JOB
Copy all lines below containing "graph".

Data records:
+-------+
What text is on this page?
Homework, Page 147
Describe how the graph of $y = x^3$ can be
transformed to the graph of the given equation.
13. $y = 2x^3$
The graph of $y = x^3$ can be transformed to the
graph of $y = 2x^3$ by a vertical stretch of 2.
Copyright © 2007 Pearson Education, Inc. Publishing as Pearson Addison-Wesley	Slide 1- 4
+-------+
EXERCISE RESPONSE
Describe how the graph of $y = x^3$ can be
transformed to the graph of the given equation.
The graph of $y = x^3$ can be transformed to the
graph of $y = 2x^3$ by a vertical stretch of 2.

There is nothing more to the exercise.